━━━ TASK INPUTS ━━━

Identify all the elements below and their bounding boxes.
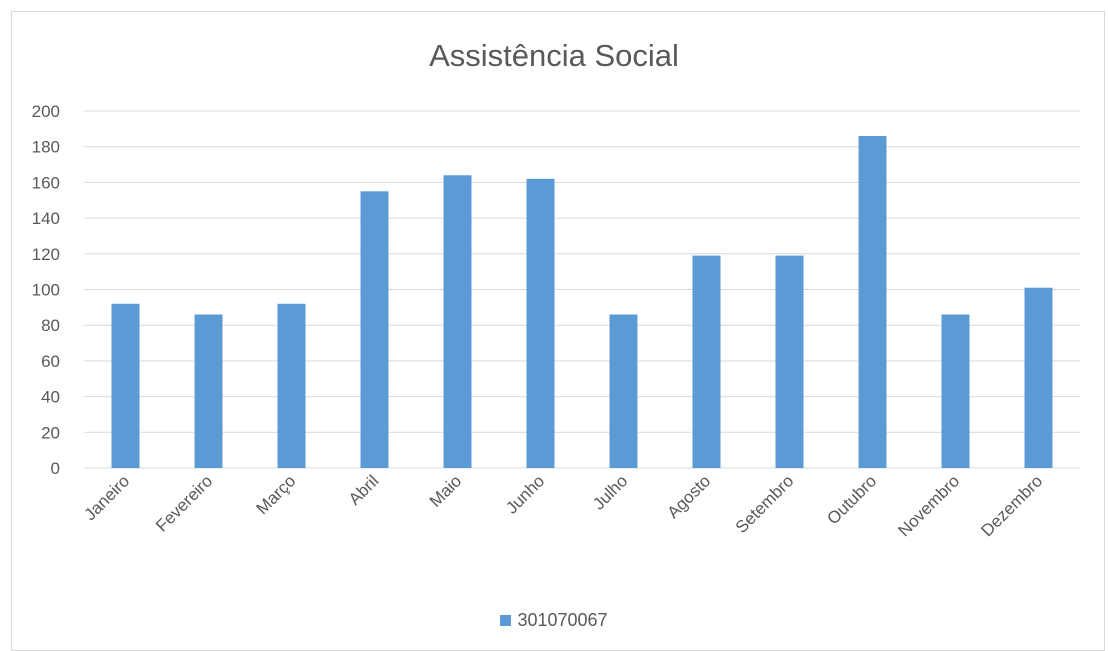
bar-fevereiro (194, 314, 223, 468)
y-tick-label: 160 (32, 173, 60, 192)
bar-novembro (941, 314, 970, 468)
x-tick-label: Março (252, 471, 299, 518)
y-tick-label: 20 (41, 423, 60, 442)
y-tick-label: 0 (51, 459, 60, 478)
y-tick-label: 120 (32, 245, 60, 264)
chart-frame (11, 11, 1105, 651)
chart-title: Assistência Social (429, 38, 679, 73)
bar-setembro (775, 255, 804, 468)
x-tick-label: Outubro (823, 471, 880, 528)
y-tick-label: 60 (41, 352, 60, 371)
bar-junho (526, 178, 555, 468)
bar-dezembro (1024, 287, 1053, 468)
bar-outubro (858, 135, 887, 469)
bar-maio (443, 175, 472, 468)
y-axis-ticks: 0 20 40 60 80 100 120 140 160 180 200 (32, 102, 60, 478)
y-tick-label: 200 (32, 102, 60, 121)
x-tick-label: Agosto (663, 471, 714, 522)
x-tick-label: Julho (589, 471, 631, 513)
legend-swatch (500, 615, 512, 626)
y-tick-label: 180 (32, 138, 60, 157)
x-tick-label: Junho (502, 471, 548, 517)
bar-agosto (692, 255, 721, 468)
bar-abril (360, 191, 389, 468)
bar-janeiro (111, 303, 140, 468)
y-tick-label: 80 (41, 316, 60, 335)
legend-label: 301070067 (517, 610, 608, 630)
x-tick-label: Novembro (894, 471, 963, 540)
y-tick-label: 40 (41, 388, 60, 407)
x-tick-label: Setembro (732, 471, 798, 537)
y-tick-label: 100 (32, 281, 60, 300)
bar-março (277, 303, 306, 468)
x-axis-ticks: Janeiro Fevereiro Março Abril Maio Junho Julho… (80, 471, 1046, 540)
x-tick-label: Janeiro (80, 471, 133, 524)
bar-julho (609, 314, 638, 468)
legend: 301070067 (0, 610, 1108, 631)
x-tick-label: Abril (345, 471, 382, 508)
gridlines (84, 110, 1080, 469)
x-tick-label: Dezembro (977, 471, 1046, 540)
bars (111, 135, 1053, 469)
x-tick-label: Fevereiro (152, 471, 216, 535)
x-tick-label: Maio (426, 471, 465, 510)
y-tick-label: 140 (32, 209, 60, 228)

━━━
━━━ TASK INPUTS ━━━

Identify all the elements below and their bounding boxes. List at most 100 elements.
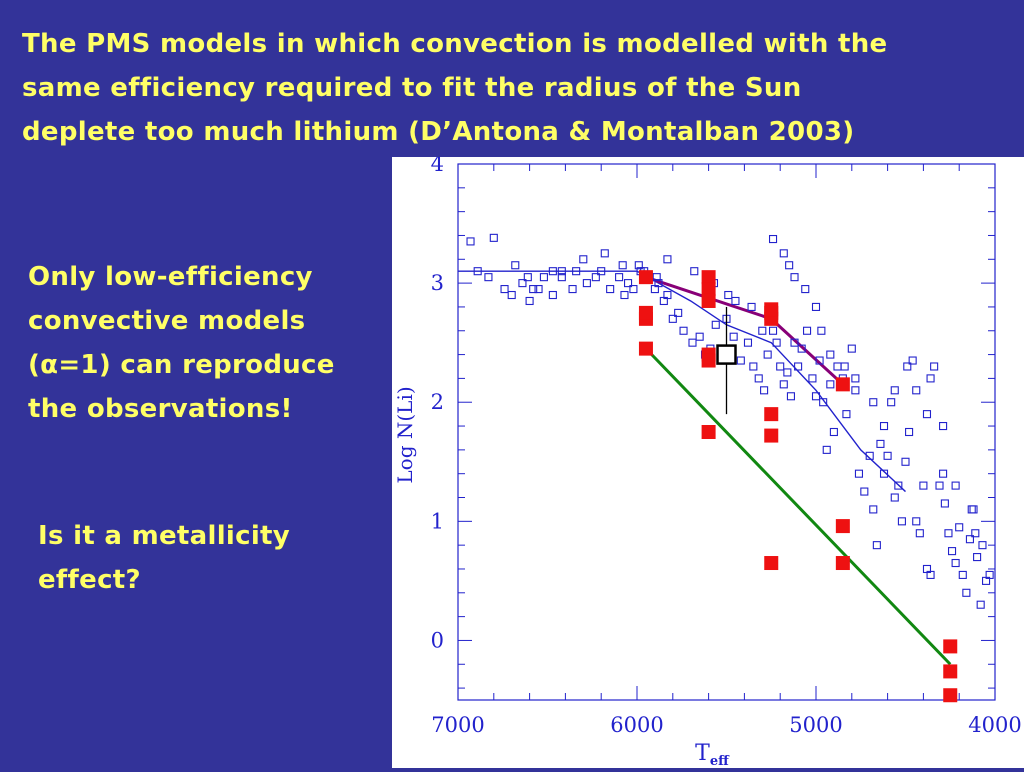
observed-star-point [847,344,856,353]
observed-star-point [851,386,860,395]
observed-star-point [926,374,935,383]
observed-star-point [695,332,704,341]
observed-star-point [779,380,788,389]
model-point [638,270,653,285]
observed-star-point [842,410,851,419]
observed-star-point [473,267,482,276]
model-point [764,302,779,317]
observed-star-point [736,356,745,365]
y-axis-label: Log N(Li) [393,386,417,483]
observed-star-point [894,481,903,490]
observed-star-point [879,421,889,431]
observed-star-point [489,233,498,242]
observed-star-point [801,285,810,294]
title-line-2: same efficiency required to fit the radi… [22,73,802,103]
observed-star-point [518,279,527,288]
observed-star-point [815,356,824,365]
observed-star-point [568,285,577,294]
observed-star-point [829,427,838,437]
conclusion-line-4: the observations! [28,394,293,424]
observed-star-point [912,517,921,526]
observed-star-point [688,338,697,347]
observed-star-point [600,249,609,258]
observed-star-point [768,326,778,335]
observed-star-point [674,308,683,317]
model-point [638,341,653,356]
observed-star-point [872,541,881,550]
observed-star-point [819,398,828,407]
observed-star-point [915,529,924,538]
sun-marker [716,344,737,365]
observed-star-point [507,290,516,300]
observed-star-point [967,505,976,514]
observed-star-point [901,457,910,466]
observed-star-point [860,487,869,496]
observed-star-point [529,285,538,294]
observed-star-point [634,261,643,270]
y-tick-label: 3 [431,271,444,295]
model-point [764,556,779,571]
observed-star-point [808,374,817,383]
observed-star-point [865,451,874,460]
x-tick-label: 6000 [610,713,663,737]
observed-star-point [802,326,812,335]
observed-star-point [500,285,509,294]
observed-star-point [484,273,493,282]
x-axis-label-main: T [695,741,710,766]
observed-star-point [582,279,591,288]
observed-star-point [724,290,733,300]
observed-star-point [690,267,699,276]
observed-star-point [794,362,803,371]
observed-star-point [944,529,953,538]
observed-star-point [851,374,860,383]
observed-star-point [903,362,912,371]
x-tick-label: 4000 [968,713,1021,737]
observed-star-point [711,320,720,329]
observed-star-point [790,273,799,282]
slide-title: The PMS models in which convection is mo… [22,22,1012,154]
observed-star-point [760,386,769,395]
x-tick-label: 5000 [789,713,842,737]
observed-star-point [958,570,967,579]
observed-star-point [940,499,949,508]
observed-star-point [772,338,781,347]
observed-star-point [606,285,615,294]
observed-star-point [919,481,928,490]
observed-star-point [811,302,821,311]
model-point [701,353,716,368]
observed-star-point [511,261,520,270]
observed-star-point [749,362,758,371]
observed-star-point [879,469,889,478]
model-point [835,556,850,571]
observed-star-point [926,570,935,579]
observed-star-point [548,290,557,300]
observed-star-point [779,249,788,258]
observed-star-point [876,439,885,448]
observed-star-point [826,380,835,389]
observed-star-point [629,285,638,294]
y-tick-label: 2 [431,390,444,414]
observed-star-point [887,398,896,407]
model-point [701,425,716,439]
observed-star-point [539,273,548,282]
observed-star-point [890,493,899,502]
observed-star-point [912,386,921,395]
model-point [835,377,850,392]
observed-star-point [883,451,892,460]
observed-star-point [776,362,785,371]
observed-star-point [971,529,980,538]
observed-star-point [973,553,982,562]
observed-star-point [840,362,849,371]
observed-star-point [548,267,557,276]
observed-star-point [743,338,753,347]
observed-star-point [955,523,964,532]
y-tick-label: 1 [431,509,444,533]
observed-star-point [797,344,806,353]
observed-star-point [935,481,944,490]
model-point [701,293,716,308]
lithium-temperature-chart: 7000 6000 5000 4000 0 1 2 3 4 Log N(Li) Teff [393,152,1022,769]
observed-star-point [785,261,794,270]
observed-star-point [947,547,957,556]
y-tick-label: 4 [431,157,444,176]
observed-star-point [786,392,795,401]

━━━

* **PROBLEM**: How many of the lines above contain the string "legend"? Give only the number.

* **ANSWER IN FULL**: 3